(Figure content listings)
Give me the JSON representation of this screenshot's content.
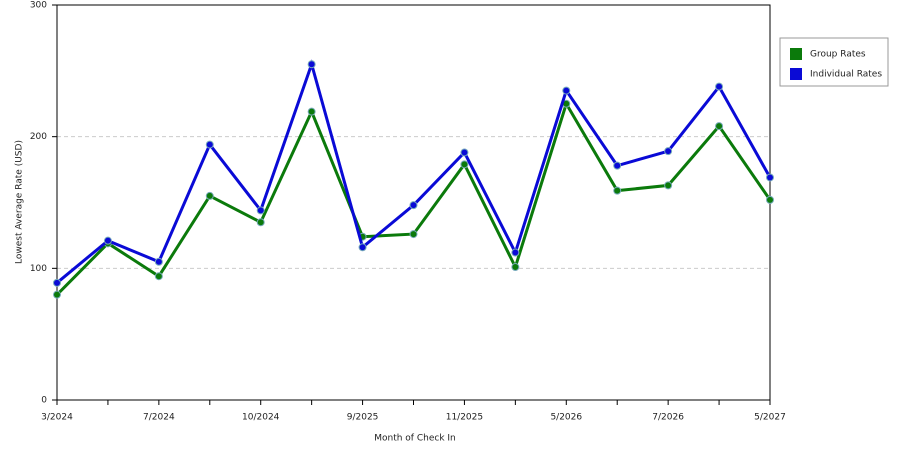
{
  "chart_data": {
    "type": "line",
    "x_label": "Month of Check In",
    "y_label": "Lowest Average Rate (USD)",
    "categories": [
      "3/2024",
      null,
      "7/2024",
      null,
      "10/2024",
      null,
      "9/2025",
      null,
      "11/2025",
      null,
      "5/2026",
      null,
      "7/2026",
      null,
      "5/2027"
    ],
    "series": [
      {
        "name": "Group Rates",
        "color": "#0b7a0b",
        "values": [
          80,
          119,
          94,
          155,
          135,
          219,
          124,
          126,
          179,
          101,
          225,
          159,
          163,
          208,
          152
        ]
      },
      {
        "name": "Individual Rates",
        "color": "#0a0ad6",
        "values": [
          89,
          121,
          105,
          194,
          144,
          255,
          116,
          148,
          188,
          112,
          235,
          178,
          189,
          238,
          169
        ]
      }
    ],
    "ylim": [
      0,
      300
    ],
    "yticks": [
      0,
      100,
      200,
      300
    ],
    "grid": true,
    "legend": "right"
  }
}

==

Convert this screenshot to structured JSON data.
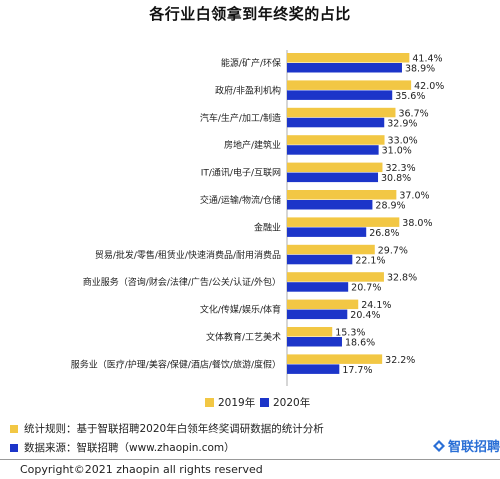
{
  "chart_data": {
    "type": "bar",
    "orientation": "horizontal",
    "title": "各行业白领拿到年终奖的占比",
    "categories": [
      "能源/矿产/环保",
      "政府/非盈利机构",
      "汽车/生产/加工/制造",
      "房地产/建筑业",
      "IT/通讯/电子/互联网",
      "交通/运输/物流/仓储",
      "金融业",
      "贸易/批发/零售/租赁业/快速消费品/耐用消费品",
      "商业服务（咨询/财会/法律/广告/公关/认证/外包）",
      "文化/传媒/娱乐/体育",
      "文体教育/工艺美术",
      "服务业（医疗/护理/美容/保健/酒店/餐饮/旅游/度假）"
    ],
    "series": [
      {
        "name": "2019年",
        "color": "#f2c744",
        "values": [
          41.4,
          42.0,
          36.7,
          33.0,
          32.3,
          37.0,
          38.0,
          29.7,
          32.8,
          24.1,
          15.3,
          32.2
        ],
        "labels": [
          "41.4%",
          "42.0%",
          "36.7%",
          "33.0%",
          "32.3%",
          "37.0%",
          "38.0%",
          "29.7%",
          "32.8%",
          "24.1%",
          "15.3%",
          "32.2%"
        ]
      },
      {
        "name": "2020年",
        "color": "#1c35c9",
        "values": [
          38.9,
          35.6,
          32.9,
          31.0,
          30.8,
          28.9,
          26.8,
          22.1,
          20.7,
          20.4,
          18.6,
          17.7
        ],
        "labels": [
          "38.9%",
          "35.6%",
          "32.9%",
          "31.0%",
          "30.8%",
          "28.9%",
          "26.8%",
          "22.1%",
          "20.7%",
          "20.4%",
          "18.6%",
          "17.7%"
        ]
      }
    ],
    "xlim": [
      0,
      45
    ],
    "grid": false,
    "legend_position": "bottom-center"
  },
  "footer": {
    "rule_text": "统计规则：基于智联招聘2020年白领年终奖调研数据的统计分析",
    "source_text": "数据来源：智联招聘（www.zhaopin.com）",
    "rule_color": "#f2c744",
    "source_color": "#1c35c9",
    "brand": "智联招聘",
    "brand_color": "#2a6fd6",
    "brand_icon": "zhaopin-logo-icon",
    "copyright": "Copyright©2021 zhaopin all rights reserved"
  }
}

The problem
In the records above, find each line holding "JSON" and copy it.

Task result
Give me the JSON representation of this screenshot's content.
Convert this screenshot to structured JSON data.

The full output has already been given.